Hab jetzt insgesamt etwa 600 Pakete neu gebaut. Kann dann trotzdem ein HW-Defekt schuld sein, wäre dann dabei nicht auch was schief gegangen, immerhin hat der Rechner die ganz Nacht geschuftet.

Ich mache jetzt auf jeden Fall noch Memtest86 und fsck.

Ansonsten wieder ratlos...

Grüße

AROK

----------

## AROK

 *Quote:*   

> 
> 
> Ich mache jetzt auf jeden Fall noch Memtest86 und fsck.
> 
> 

 

war leider erfolglos, keine Fehler beim Memtest!

----------

## bbgermany

Hi,

@AROK: Hast du schonmal hier nachgesehen, was -ftree-vectorize macht?

Dort steht nämlich, das alle Pakete sauber durch den GCC wandern, aber ziemlich oft Segfaults (aka Speicherzugriffsfehler) produzieren. Vielleicht solltest du einfach das Flag entfernen und dann nochmal alles durch den GCC scheuchen.

MfG. Stefan

----------

## AROK

 *bbgermany wrote:*   

> 
> 
> Hi, 
> 
> @AROK: Hast du schonmal hier nachgesehen, was -ftree-vectorize macht? 
> ...

**Gestellte Aufgabe 1**
Ändere in der Auflistung den Abschnitt, der mit der Zeile beginnt, die „320, 213, 348]“ enthält, und mit der Zeile endet, die „tab-strip: Crunch.io × ⤢ [0, 0, 996, 39]“ enthält: Ersetze „histogram-bar“ durch „chart-bar“ und gib nur diese Zeilen aus, ansonsten unverändert.

**Auflistung**

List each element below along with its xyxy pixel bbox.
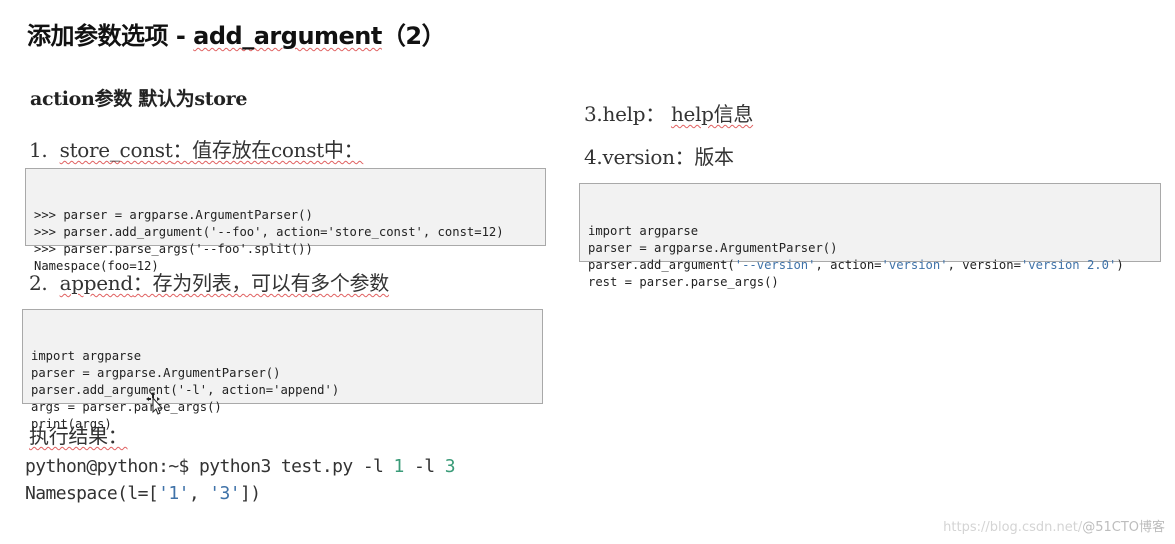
output-suffix: ]) — [240, 483, 261, 504]
result-label: 执行结果： — [29, 420, 128, 449]
section-desc: ：值存放在const中： — [172, 138, 364, 162]
code-line: parser.add_argument('--version', action=… — [588, 257, 1152, 274]
section-help-heading: 3.help： help信息 — [584, 98, 753, 127]
section-version-heading: 4.version：版本 — [584, 145, 734, 169]
code-line: parser.add_argument('-l', action='append… — [31, 383, 340, 397]
code-block-append: import argparse parser = argparse.Argumen… — [22, 309, 543, 431]
title-suffix: （2） — [381, 22, 446, 50]
code-block-store-const: >>> parser = argparse.ArgumentParser() >>… — [25, 168, 546, 273]
help-label: 3.help： — [584, 102, 665, 126]
terminal-arg2: 3 — [444, 456, 456, 477]
title-code: add_argument — [193, 22, 382, 50]
code-token: ) — [1116, 258, 1124, 272]
code-string: 'version' — [881, 258, 948, 272]
code-line: parser = argparse.ArgumentParser() — [31, 366, 281, 380]
output-value-2: '3' — [209, 483, 241, 504]
subtitle: action参数 默认为store — [30, 88, 248, 110]
watermark: https://blog.csdn.net/@51CTO博客 — [943, 516, 1165, 535]
terminal-mid: -l — [403, 456, 445, 477]
code-line: >>> parser = argparse.ArgumentParser() — [34, 208, 313, 222]
section-append-heading: 2. append：存为列表，可以有多个参数 — [29, 267, 389, 296]
title-prefix: 添加参数选项 - — [27, 22, 194, 50]
code-line: >>> parser.add_argument('--foo', action=… — [34, 225, 504, 239]
code-line: parser = argparse.ArgumentParser() — [588, 241, 838, 255]
terminal-output-line: Namespace(l=['1', '3']) — [25, 483, 261, 504]
section-number: 2. — [29, 271, 48, 295]
code-string: '--version' — [734, 258, 816, 272]
result-label-text: 执行结果： — [29, 424, 128, 448]
code-string: 'version 2.0' — [1020, 258, 1117, 272]
terminal-arg1: 1 — [393, 456, 405, 477]
slide-title: 添加参数选项 - add_argument（2） — [27, 16, 446, 51]
output-sep: , — [188, 483, 210, 504]
section-name: append — [59, 271, 134, 295]
code-line: import argparse — [31, 349, 142, 363]
output-value-1: '1' — [158, 483, 189, 504]
output-prefix: Namespace(l=[ — [25, 483, 159, 504]
code-line: >>> parser.parse_args('--foo'.split()) — [34, 242, 313, 256]
code-block-version: import argparse parser = argparse.Argumen… — [579, 183, 1161, 289]
help-desc: help信息 — [670, 102, 754, 126]
code-line: args = parser.parse_args() — [31, 400, 222, 414]
terminal-command-line: python@python:~$ python3 test.py -l 1 -l… — [25, 456, 456, 477]
code-token: parser.add_argument( — [588, 258, 735, 272]
section-name: store_const — [59, 138, 173, 162]
section-store-const-heading: 1. store_const：值存放在const中： — [29, 134, 364, 163]
watermark-brand: @51CTO博客 — [1082, 520, 1165, 535]
watermark-url: https://blog.csdn.net/ — [943, 520, 1083, 535]
code-line: import argparse — [588, 224, 699, 238]
code-line: rest = parser.parse_args() — [588, 275, 779, 289]
move-cursor-icon — [146, 392, 164, 415]
code-token: , version= — [947, 258, 1021, 272]
section-desc: ：存为列表，可以有多个参数 — [132, 271, 389, 295]
section-number: 1. — [29, 138, 48, 162]
terminal-prompt: python@python:~$ python3 test.py -l — [25, 456, 394, 477]
code-token: , action= — [815, 258, 882, 272]
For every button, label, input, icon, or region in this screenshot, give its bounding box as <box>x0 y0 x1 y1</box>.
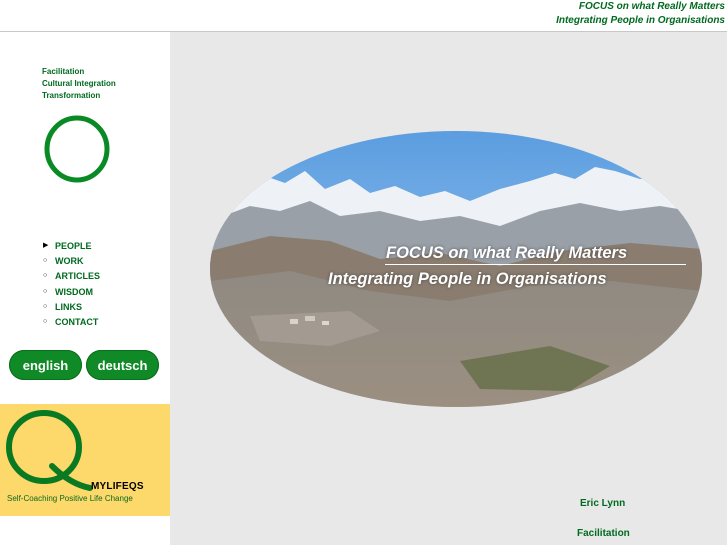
english-button[interactable]: english <box>9 350 82 380</box>
circle-bullet-icon: ○ <box>43 272 48 280</box>
nav-item-links[interactable]: ○ LINKS <box>43 299 100 314</box>
header-slogan: FOCUS on what Really Matters <box>578 1 725 12</box>
nav-link-articles[interactable]: ARTICLES <box>55 271 100 281</box>
main-nav: ▶ PEOPLE ○ WORK ○ ARTICLES ○ WISDOM ○ LI… <box>43 238 100 330</box>
nav-link-links[interactable]: LINKS <box>55 302 82 312</box>
tagline-transformation: Transformation <box>42 91 101 100</box>
mylifeqs-banner[interactable]: MYLIFEQS Self-Coaching Positive Life Cha… <box>0 404 170 516</box>
mylifeqs-slogan: Self-Coaching Positive Life Change <box>7 494 133 503</box>
tagline-cultural-integration: Cultural Integration <box>42 79 116 88</box>
hero-subheadline: Integrating People in Organisations <box>328 270 607 288</box>
triangle-bullet-icon: ▶ <box>43 241 49 249</box>
header-subtitle: Integrating People in Organisations <box>556 15 725 26</box>
mountain-landscape-image <box>210 131 702 407</box>
hero-headline: FOCUS on what Really Matters <box>386 244 628 262</box>
circle-bullet-icon: ○ <box>43 287 48 295</box>
mylifeqs-brand: MYLIFEQS <box>91 481 144 492</box>
person-role: Facilitation <box>577 528 630 539</box>
nav-link-contact[interactable]: CONTACT <box>55 317 98 327</box>
nav-item-people[interactable]: ▶ PEOPLE <box>43 238 100 253</box>
deutsch-button[interactable]: deutsch <box>86 350 159 380</box>
nav-link-people[interactable]: PEOPLE <box>55 241 92 251</box>
tagline: Facilitation Cultural Integration Transf… <box>42 66 116 102</box>
nav-item-articles[interactable]: ○ ARTICLES <box>43 269 100 284</box>
nav-link-work[interactable]: WORK <box>55 256 84 266</box>
circle-bullet-icon: ○ <box>43 318 48 326</box>
hero-divider <box>385 264 686 265</box>
nav-item-work[interactable]: ○ WORK <box>43 253 100 268</box>
circle-bullet-icon: ○ <box>43 256 48 264</box>
top-header: FOCUS on what Really Matters Integrating… <box>0 0 727 32</box>
tagline-facilitation: Facilitation <box>42 67 85 76</box>
circle-bullet-icon: ○ <box>43 302 48 310</box>
nav-link-wisdom[interactable]: WISDOM <box>55 287 93 297</box>
person-name: Eric Lynn <box>580 498 626 509</box>
ring-logo-icon <box>44 115 110 183</box>
sidebar: Facilitation Cultural Integration Transf… <box>0 32 170 545</box>
nav-item-wisdom[interactable]: ○ WISDOM <box>43 284 100 299</box>
nav-item-contact[interactable]: ○ CONTACT <box>43 314 100 329</box>
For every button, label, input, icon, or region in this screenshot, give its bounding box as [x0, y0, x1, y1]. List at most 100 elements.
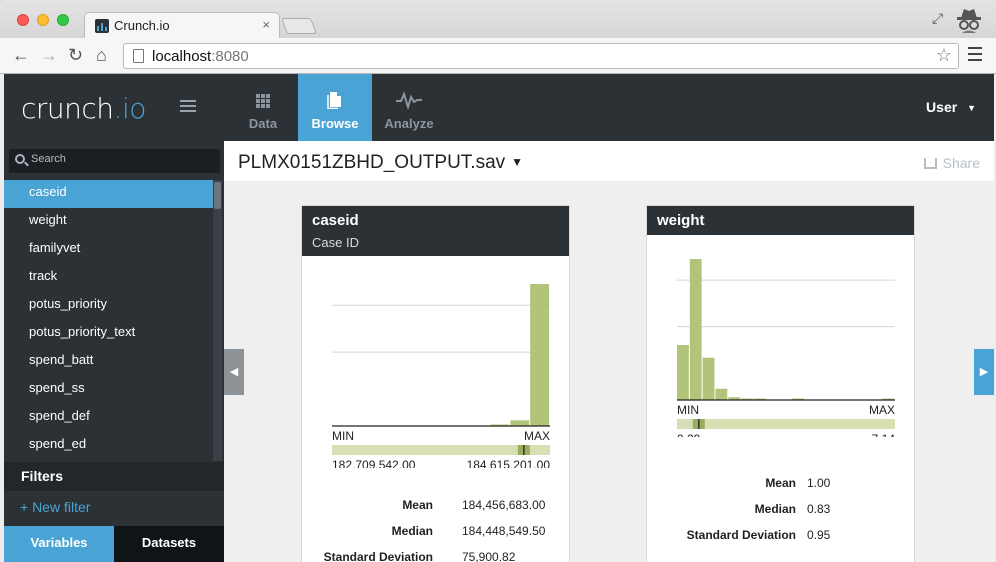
sidebar-item-potus-priority-text[interactable]: potus_priority_text [4, 320, 213, 348]
histogram-bar [689, 259, 702, 400]
address-bar[interactable]: localhost:8080 ☆ [123, 43, 959, 69]
histogram-bar [677, 345, 689, 400]
browser-menu-icon[interactable] [968, 47, 982, 63]
histogram-bar [530, 284, 549, 426]
tab-variables[interactable]: Variables [4, 526, 114, 562]
histogram-bar [715, 388, 728, 400]
histogram-area: MIN MAX 0.29 7.14 [647, 237, 916, 437]
search-icon [15, 154, 25, 164]
sidebar-toggle-icon[interactable] [180, 100, 196, 112]
stat-value: 184,456,683.00 [462, 498, 546, 512]
bookmark-star-icon[interactable]: ☆ [936, 45, 952, 66]
stat-value: 184,448,549.50 [462, 524, 546, 538]
histogram: MIN MAX 0.29 7.14 [677, 259, 896, 437]
tab-data[interactable]: Data [226, 74, 300, 141]
sidebar-item-track[interactable]: track [4, 264, 213, 292]
new-filter-link[interactable]: + New filter [20, 499, 90, 515]
tab-strip: Crunch.io × ⤢ [0, 0, 996, 39]
crunch-app: crunch.io Data Browse Analyze User ▼ Sea… [4, 74, 994, 562]
sidebar-item-spend-batt[interactable]: spend_batt [4, 348, 213, 376]
logo-suffix: io [121, 92, 146, 125]
reload-icon[interactable]: ↻ [68, 45, 83, 65]
stat-value: 75,900.82 [462, 550, 516, 562]
variable-card[interactable]: caseid Case ID MIN MAX 182,709,542.00 184,6… [301, 205, 570, 562]
dataset-selector[interactable]: PLMX0151ZBHD_OUTPUT.sav ▼ [238, 152, 523, 174]
previous-card-button[interactable]: ◀ [224, 349, 244, 395]
histogram-bar [702, 357, 715, 400]
user-label: User [926, 99, 958, 115]
sidebar-item-spend-ed[interactable]: spend_ed [4, 432, 213, 460]
min-value: 182,709,542.00 [332, 458, 416, 468]
forward-icon[interactable]: → [40, 45, 58, 65]
url-host: localhost [152, 48, 212, 65]
stat-value: 0.95 [807, 528, 831, 542]
dataset-header: PLMX0151ZBHD_OUTPUT.sav ▼ Share [224, 141, 994, 181]
close-window-button[interactable] [17, 14, 29, 26]
back-icon[interactable]: ← [12, 45, 30, 65]
tab-close-icon[interactable]: × [262, 17, 270, 32]
crunch-logo[interactable]: crunch.io [21, 92, 146, 125]
card-header: caseid Case ID [302, 206, 569, 256]
tab-browse[interactable]: Browse [298, 74, 372, 141]
app-header: crunch.io Data Browse Analyze User ▼ [4, 74, 994, 141]
stat-label: Median [754, 502, 796, 516]
card-variable-name: weight [657, 212, 705, 229]
histogram-bar [510, 420, 530, 426]
user-caret-icon: ▼ [967, 103, 976, 113]
dataset-name: PLMX0151ZBHD_OUTPUT.sav [238, 152, 506, 173]
sidebar-item-weight[interactable]: weight [4, 208, 213, 236]
share-button[interactable]: Share [923, 155, 980, 171]
stat-label: Mean [765, 476, 796, 490]
logo-dot: . [113, 92, 123, 125]
tab-browse-label: Browse [311, 116, 359, 131]
document-icon [327, 92, 341, 109]
sidebar-item-spend-ss[interactable]: spend_ss [4, 376, 213, 404]
incognito-icon [957, 9, 981, 33]
grid-icon [256, 94, 270, 108]
new-tab-button[interactable] [281, 18, 317, 34]
browser-tab[interactable]: Crunch.io × [84, 12, 280, 39]
sidebar-item-potus-priority[interactable]: potus_priority [4, 292, 213, 320]
stat-label: Standard Deviation [323, 550, 433, 562]
min-label: MIN [332, 429, 354, 443]
tab-analyze-label: Analyze [384, 116, 434, 131]
next-card-button[interactable]: ▶ [974, 349, 994, 395]
stat-label: Median [391, 524, 433, 538]
max-value: 7.14 [872, 432, 896, 437]
minimize-window-button[interactable] [37, 14, 49, 26]
fullscreen-icon[interactable]: ⤢ [932, 10, 943, 27]
range-track [677, 419, 895, 429]
variable-list-scrollbar[interactable] [213, 180, 222, 461]
pulse-icon [396, 91, 422, 109]
stat-row-median: Median 184,448,549.50 [302, 524, 571, 544]
filters-header: Filters [4, 462, 224, 491]
dataset-caret-icon: ▼ [511, 155, 524, 169]
sidebar-item-familyvet[interactable]: familyvet [4, 236, 213, 264]
max-value: 184,615,201.00 [467, 458, 551, 468]
tab-analyze[interactable]: Analyze [372, 74, 446, 141]
page-icon [133, 49, 144, 63]
card-variable-description: Case ID [312, 235, 359, 250]
sidebar-item-spend-def[interactable]: spend_def [4, 404, 213, 432]
tab-datasets[interactable]: Datasets [114, 526, 224, 562]
zoom-window-button[interactable] [57, 14, 69, 26]
stat-row-std-dev: Standard Deviation 0.95 [647, 528, 916, 548]
min-value: 0.29 [677, 432, 701, 437]
home-icon[interactable]: ⌂ [96, 45, 107, 65]
search-input[interactable] [31, 153, 211, 165]
stat-row-std-dev: Standard Deviation 75,900.82 [302, 550, 571, 562]
tab-title: Crunch.io [114, 18, 170, 33]
scrollbar-thumb[interactable] [214, 182, 221, 209]
max-label: MAX [524, 429, 550, 443]
url-port: :8080 [211, 48, 249, 65]
stat-label: Standard Deviation [686, 528, 796, 542]
max-label: MAX [869, 403, 895, 417]
sidebar-item-caseid[interactable]: caseid [4, 180, 213, 208]
sidebar-bottom-tabs: Variables Datasets [4, 526, 224, 562]
share-label: Share [942, 155, 980, 171]
user-menu[interactable]: User ▼ [926, 99, 976, 115]
stat-row-mean: Mean 184,456,683.00 [302, 498, 571, 518]
variable-card[interactable]: weight MIN MAX 0.29 7.14 Mean 1.00 Median 0… [646, 205, 915, 562]
crunch-favicon-icon [95, 19, 109, 33]
browser-toolbar: ← → ↻ ⌂ localhost:8080 ☆ [0, 38, 996, 74]
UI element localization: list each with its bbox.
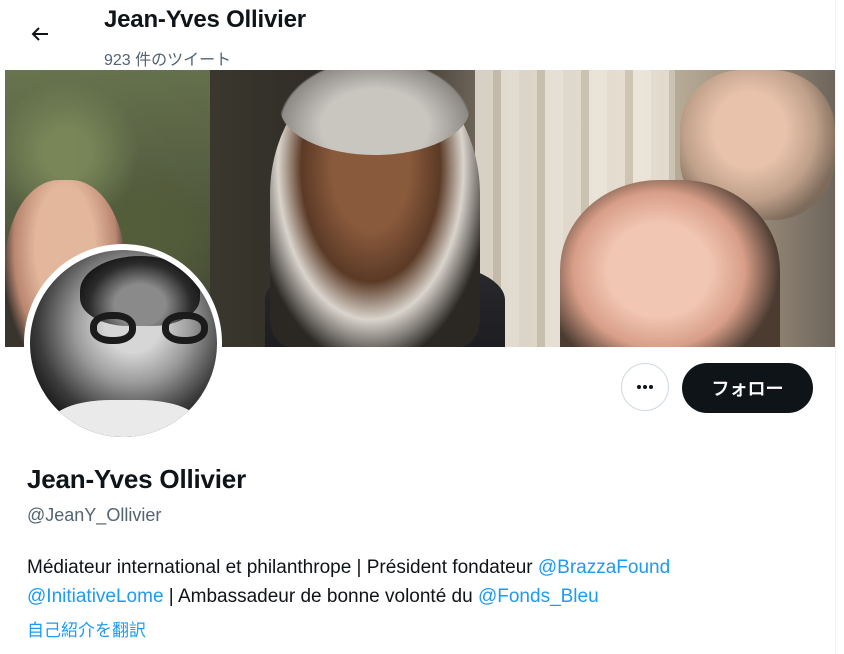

**Gestellte Aufgabe 2**
Fasse den Absatz des Forenthreads, der mit „Dort steht nämlich“ beginnt, als kurze Stichpunktliste zusammen.

**Lösung der Aufgabe 1**
sidebar-item-potus-priority-text[interactable]: potus_priority_text [4, 320, 213, 348]
chart-bar [689, 259, 702, 400]
address-bar[interactable]: localhost:8080 ☆ [123, 43, 959, 69]
chart-bar [677, 345, 689, 400]
browser-menu-icon[interactable] [968, 47, 982, 63]
chart-bar [530, 284, 549, 426]
tab-variables[interactable]: Variables [4, 526, 114, 562]
chart-bar [715, 388, 728, 400]
histogram-area: MIN MAX 0.29 7.14 [647, 237, 916, 437]
search-icon [15, 154, 25, 164]
sidebar-toggle-icon[interactable] [180, 100, 196, 112]
stat-value: 184,456,683.00 [462, 498, 546, 512]
bookmark-star-icon[interactable]: ☆ [936, 45, 952, 66]
stat-value: 184,448,549.50 [462, 524, 546, 538]
histogram: MIN MAX 0.29 7.14 [677, 259, 896, 437]
tab-data[interactable]: Data [226, 74, 300, 141]
sidebar-item-track[interactable]: track [4, 264, 213, 292]
new-filter-link[interactable]: + New filter [20, 499, 90, 515]
tab-strip: Crunch.io × ⤢ [0, 0, 996, 39]

**Lösung der Aufgabe 2**
- Alle Pakete laufen sauber durch den GCC.
- Sie produzieren aber ziemlich oft Segfaults (Speicherzugriffsfehler).
- Vorschlag: das Flag entfernen und alles nochmal durch den GCC schicken.